### Written problem
Across the data below, how many lines hold "Bivacco"? Answer with that number and nothing else.
## Start
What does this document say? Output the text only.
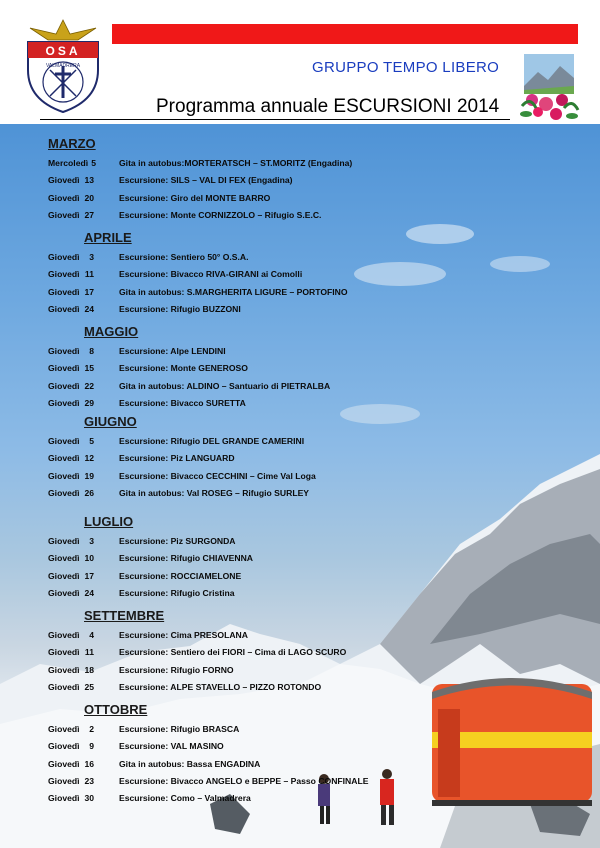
OSA
VALMADRERA	GRUPPO TEMPO LIBERO
Programma annuale ESCURSIONI 2014
MARZO
Mercoledì 5	Gita in autobus:MORTERATSCH – ST.MORITZ (Engadina)
Giovedì 13	Escursione: SILS – VAL DI FEX (Engadina)
Giovedì 20	Escursione: Giro del MONTE BARRO
Giovedì 27	Escursione: Monte CORNIZZOLO – Rifugio S.E.C.
APRILE
Giovedì	3	Escursione: Sentiero 50° O.S.A.
Giovedì 11	Escursione: Bivacco RIVA-GIRANI ai Comolli
Giovedì 17	Gita in autobus: S.MARGHERITA LIGURE – PORTOFINO
Giovedì 24	Escursione: Rifugio BUZZONI
MAGGIO
Giovedì	8	Escursione: Alpe LENDINI
Giovedì 15	Escursione: Monte GENEROSO
Giovedì 22	Gita in autobus: ALDINO – Santuario di PIETRALBA
Giovedì 29	Escursione: Bivacco SURETTA
GIUGNO
Giovedì	5	Escursione: Rifugio DEL GRANDE CAMERINI
Giovedì 12	Escursione: Piz LANGUARD
Giovedì 19	Escursione: Bivacco CECCHINI – Cime Val Loga
Giovedì 26	Gita in autobus: Val ROSEG – Rifugio SURLEY
LUGLIO
Giovedì	3	Escursione: Piz SURGONDA
Giovedì 10	Escursione: Rifugio CHIAVENNA
Giovedì 17	Escursione: ROCCIAMELONE
Giovedì 24	Escursione: Rifugio Cristina
SETTEMBRE
Giovedì	4	Escursione: Cima PRESOLANA
Giovedì 11	Escursione: Sentiero dei FIORI – Cima di LAGO SCURO
Giovedì 18	Escursione: Rifugio FORNO
Giovedì 25	Escursione: ALPE STAVELLO – PIZZO ROTONDO
OTTOBRE
Giovedì	2	Escursione: Rifugio BRASCA
Giovedì	9	Escursione: VAL MASINO
Giovedì 16	Gita in autobus: Bassa ENGADINA
Giovedì 23	Escursione: Bivacco ANGELO e BEPPE – Passo CONFINALE
Giovedì 30	Escursione: Como – Valmadrera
## End
### Exercise response
4